* START *
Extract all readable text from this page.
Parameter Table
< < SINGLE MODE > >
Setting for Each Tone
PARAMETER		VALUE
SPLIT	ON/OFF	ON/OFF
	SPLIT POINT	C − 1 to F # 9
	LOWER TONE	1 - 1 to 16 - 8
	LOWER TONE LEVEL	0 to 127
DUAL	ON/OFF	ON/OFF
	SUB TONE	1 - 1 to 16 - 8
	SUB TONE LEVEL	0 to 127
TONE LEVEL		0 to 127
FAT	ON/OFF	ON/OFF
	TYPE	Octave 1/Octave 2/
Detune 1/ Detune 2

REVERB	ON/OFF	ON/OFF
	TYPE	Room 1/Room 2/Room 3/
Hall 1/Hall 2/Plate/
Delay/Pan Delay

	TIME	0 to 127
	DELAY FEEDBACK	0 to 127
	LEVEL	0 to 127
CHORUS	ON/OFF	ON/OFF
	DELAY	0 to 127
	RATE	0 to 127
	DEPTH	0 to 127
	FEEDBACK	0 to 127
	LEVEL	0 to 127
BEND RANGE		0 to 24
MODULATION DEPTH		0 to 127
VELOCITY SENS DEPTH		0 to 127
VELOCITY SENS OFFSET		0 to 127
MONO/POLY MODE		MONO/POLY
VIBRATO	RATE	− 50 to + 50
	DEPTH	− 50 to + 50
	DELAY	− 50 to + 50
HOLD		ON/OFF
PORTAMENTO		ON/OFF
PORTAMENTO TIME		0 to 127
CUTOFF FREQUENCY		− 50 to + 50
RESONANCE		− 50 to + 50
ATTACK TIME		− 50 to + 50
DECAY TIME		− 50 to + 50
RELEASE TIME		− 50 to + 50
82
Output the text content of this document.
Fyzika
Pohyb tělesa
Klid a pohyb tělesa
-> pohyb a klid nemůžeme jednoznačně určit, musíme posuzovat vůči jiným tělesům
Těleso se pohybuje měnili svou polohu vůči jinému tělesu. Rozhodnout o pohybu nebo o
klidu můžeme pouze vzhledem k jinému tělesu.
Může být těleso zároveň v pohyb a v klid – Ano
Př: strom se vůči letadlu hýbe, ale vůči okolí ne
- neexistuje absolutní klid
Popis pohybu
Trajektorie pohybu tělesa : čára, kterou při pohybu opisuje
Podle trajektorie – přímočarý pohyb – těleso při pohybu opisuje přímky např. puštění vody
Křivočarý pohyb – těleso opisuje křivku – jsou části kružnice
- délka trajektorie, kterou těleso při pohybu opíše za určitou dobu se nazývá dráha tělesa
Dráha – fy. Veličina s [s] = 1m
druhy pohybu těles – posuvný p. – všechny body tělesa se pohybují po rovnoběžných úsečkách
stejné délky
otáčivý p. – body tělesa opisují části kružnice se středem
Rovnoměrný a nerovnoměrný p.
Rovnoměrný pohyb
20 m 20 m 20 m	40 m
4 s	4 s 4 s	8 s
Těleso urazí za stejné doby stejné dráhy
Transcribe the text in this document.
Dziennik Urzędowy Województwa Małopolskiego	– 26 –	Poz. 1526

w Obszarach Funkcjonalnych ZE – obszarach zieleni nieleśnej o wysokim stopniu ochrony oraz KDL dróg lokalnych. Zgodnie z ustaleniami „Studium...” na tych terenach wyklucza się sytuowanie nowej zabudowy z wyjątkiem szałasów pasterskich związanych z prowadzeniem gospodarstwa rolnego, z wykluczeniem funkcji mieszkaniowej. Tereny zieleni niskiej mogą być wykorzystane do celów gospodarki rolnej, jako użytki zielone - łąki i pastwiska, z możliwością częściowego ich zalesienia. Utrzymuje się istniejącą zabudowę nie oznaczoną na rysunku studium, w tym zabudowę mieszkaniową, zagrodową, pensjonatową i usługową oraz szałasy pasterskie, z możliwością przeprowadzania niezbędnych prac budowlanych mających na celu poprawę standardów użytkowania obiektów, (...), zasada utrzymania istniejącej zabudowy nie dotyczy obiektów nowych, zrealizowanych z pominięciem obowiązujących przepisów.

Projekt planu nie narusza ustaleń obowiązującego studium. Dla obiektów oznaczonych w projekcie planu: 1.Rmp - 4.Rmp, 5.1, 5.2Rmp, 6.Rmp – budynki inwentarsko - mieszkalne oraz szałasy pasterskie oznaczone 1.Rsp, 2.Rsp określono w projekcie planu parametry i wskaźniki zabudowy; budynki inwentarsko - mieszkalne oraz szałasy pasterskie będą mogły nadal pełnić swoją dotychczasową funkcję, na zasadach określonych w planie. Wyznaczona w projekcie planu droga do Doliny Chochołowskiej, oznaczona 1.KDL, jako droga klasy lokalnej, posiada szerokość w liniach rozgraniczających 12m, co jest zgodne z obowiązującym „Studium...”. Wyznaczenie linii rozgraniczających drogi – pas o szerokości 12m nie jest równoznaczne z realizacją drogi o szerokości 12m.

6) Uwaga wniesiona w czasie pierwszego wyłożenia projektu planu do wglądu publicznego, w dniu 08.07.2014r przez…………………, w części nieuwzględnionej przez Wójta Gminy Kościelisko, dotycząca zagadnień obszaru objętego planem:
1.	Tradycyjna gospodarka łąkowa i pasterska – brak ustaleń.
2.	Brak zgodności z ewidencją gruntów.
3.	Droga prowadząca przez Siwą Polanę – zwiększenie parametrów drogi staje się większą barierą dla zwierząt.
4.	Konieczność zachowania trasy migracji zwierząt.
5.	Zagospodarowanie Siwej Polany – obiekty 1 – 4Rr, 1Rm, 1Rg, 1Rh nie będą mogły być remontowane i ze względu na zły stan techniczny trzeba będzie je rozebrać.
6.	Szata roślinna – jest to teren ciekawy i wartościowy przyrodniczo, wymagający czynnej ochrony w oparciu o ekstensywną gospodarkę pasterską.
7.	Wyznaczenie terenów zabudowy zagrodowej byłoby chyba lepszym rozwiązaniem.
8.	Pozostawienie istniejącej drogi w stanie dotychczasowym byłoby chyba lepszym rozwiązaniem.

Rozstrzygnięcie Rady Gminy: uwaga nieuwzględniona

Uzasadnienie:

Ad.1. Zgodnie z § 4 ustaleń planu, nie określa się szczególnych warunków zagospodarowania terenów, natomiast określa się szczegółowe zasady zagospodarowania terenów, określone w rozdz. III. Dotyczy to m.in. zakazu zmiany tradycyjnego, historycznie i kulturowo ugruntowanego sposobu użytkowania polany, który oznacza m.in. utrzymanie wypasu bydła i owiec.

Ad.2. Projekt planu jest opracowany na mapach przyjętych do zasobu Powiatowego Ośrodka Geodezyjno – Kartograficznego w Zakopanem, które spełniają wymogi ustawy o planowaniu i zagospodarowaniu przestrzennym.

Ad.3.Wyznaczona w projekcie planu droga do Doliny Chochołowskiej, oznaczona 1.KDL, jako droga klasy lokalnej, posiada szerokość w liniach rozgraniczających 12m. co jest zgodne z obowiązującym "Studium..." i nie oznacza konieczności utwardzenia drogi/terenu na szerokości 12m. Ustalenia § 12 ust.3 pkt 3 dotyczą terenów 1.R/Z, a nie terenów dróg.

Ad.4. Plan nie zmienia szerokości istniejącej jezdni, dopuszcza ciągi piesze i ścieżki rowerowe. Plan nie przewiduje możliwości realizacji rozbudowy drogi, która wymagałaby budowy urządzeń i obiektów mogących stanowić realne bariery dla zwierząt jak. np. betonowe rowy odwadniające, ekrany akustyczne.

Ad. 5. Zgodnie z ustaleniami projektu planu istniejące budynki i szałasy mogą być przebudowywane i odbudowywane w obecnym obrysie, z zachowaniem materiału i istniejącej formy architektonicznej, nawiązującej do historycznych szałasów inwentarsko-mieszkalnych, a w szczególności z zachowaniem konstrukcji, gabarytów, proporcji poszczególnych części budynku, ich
* END *
:: PROBLEM DESCRIPTION ::
Restate the whole listing exactly.

:: FULL OUTPUT ::
Extract all readable text from this page.
Parameter Table
< < SINGLE MODE > >
Setting for Each Tone
PARAMETER		VALUE
SPLIT	ON/OFF	ON/OFF
	SPLIT POINT	C − 1 to F # 9
	LOWER TONE	1 - 1 to 16 - 8
	LOWER TONE LEVEL	0 to 127
DUAL	ON/OFF	ON/OFF
	SUB TONE	1 - 1 to 16 - 8
	SUB TONE LEVEL	0 to 127
TONE LEVEL		0 to 127
FAT	ON/OFF	ON/OFF
	TYPE	Octave 1/Octave 2/
Detune 1/ Detune 2

REVERB	ON/OFF	ON/OFF
	TYPE	Room 1/Room 2/Room 3/
Hall 1/Hall 2/Plate/
Delay/Pan Delay

	TIME	0 to 127
	DELAY FEEDBACK	0 to 127
	LEVEL	0 to 127
CHORUS	ON/OFF	ON/OFF
	DELAY	0 to 127
	RATE	0 to 127
	DEPTH	0 to 127
	FEEDBACK	0 to 127
	LEVEL	0 to 127
BEND RANGE		0 to 24
MODULATION DEPTH		0 to 127
VELOCITY SENS DEPTH		0 to 127
VELOCITY SENS OFFSET		0 to 127
MONO/POLY MODE		MONO/POLY
VIBRATO	RATE	− 50 to + 50
	DEPTH	− 50 to + 50
	DELAY	− 50 to + 50
HOLD		ON/OFF
PORTAMENTO		ON/OFF
PORTAMENTO TIME		0 to 127
CUTOFF FREQUENCY		− 50 to + 50
RESONANCE		− 50 to + 50
ATTACK TIME		− 50 to + 50
DECAY TIME		− 50 to + 50
RELEASE TIME		− 50 to + 50
82
Output the text content of this document.
Fyzika
Pohyb tělesa
Klid a pohyb tělesa
-> pohyb a klid nemůžeme jednoznačně určit, musíme posuzovat vůči jiným tělesům
Těleso se pohybuje měnili svou polohu vůči jinému tělesu. Rozhodnout o pohybu nebo o
klidu můžeme pouze vzhledem k jinému tělesu.
Může být těleso zároveň v pohyb a v klid – Ano
Př: strom se vůči letadlu hýbe, ale vůči okolí ne
- neexistuje absolutní klid
Popis pohybu
Trajektorie pohybu tělesa : čára, kterou při pohybu opisuje
Podle trajektorie – přímočarý pohyb – těleso při pohybu opisuje přímky např. puštění vody
Křivočarý pohyb – těleso opisuje křivku – jsou části kružnice
- délka trajektorie, kterou těleso při pohybu opíše za určitou dobu se nazývá dráha tělesa
Dráha – fy. Veličina s [s] = 1m
druhy pohybu těles – posuvný p. – všechny body tělesa se pohybují po rovnoběžných úsečkách
stejné délky
otáčivý p. – body tělesa opisují části kružnice se středem
Rovnoměrný a nerovnoměrný p.
Rovnoměrný pohyb
20 m 20 m 20 m	40 m
4 s	4 s 4 s	8 s
Těleso urazí za stejné doby stejné dráhy
Transcribe the text in this document.
Dziennik Urzędowy Województwa Małopolskiego	– 26 –	Poz. 1526

w Obszarach Funkcjonalnych ZE – obszarach zieleni nieleśnej o wysokim stopniu ochrony oraz KDL dróg lokalnych. Zgodnie z ustaleniami „Studium...” na tych terenach wyklucza się sytuowanie nowej zabudowy z wyjątkiem szałasów pasterskich związanych z prowadzeniem gospodarstwa rolnego, z wykluczeniem funkcji mieszkaniowej. Tereny zieleni niskiej mogą być wykorzystane do celów gospodarki rolnej, jako użytki zielone - łąki i pastwiska, z możliwością częściowego ich zalesienia. Utrzymuje się istniejącą zabudowę nie oznaczoną na rysunku studium, w tym zabudowę mieszkaniową, zagrodową, pensjonatową i usługową oraz szałasy pasterskie, z możliwością przeprowadzania niezbędnych prac budowlanych mających na celu poprawę standardów użytkowania obiektów, (...), zasada utrzymania istniejącej zabudowy nie dotyczy obiektów nowych, zrealizowanych z pominięciem obowiązujących przepisów.

Projekt planu nie narusza ustaleń obowiązującego studium. Dla obiektów oznaczonych w projekcie planu: 1.Rmp - 4.Rmp, 5.1, 5.2Rmp, 6.Rmp – budynki inwentarsko - mieszkalne oraz szałasy pasterskie oznaczone 1.Rsp, 2.Rsp określono w projekcie planu parametry i wskaźniki zabudowy; budynki inwentarsko - mieszkalne oraz szałasy pasterskie będą mogły nadal pełnić swoją dotychczasową funkcję, na zasadach określonych w planie. Wyznaczona w projekcie planu droga do Doliny Chochołowskiej, oznaczona 1.KDL, jako droga klasy lokalnej, posiada szerokość w liniach rozgraniczających 12m, co jest zgodne z obowiązującym „Studium...”. Wyznaczenie linii rozgraniczających drogi – pas o szerokości 12m nie jest równoznaczne z realizacją drogi o szerokości 12m.

6) Uwaga wniesiona w czasie pierwszego wyłożenia projektu planu do wglądu publicznego, w dniu 08.07.2014r przez…………………, w części nieuwzględnionej przez Wójta Gminy Kościelisko, dotycząca zagadnień obszaru objętego planem:
1.	Tradycyjna gospodarka łąkowa i pasterska – brak ustaleń.
2.	Brak zgodności z ewidencją gruntów.
3.	Droga prowadząca przez Siwą Polanę – zwiększenie parametrów drogi staje się większą barierą dla zwierząt.
4.	Konieczność zachowania trasy migracji zwierząt.
5.	Zagospodarowanie Siwej Polany – obiekty 1 – 4Rr, 1Rm, 1Rg, 1Rh nie będą mogły być remontowane i ze względu na zły stan techniczny trzeba będzie je rozebrać.
6.	Szata roślinna – jest to teren ciekawy i wartościowy przyrodniczo, wymagający czynnej ochrony w oparciu o ekstensywną gospodarkę pasterską.
7.	Wyznaczenie terenów zabudowy zagrodowej byłoby chyba lepszym rozwiązaniem.
8.	Pozostawienie istniejącej drogi w stanie dotychczasowym byłoby chyba lepszym rozwiązaniem.

Rozstrzygnięcie Rady Gminy: uwaga nieuwzględniona

Uzasadnienie:

Ad.1. Zgodnie z § 4 ustaleń planu, nie określa się szczególnych warunków zagospodarowania terenów, natomiast określa się szczegółowe zasady zagospodarowania terenów, określone w rozdz. III. Dotyczy to m.in. zakazu zmiany tradycyjnego, historycznie i kulturowo ugruntowanego sposobu użytkowania polany, który oznacza m.in. utrzymanie wypasu bydła i owiec.

Ad.2. Projekt planu jest opracowany na mapach przyjętych do zasobu Powiatowego Ośrodka Geodezyjno – Kartograficznego w Zakopanem, które spełniają wymogi ustawy o planowaniu i zagospodarowaniu przestrzennym.

Ad.3.Wyznaczona w projekcie planu droga do Doliny Chochołowskiej, oznaczona 1.KDL, jako droga klasy lokalnej, posiada szerokość w liniach rozgraniczających 12m. co jest zgodne z obowiązującym "Studium..." i nie oznacza konieczności utwardzenia drogi/terenu na szerokości 12m. Ustalenia § 12 ust.3 pkt 3 dotyczą terenów 1.R/Z, a nie terenów dróg.

Ad.4. Plan nie zmienia szerokości istniejącej jezdni, dopuszcza ciągi piesze i ścieżki rowerowe. Plan nie przewiduje możliwości realizacji rozbudowy drogi, która wymagałaby budowy urządzeń i obiektów mogących stanowić realne bariery dla zwierząt jak. np. betonowe rowy odwadniające, ekrany akustyczne.

Ad. 5. Zgodnie z ustaleniami projektu planu istniejące budynki i szałasy mogą być przebudowywane i odbudowywane w obecnym obrysie, z zachowaniem materiału i istniejącej formy architektonicznej, nawiązującej do historycznych szałasów inwentarsko-mieszkalnych, a w szczególności z zachowaniem konstrukcji, gabarytów, proporcji poszczególnych części budynku, ich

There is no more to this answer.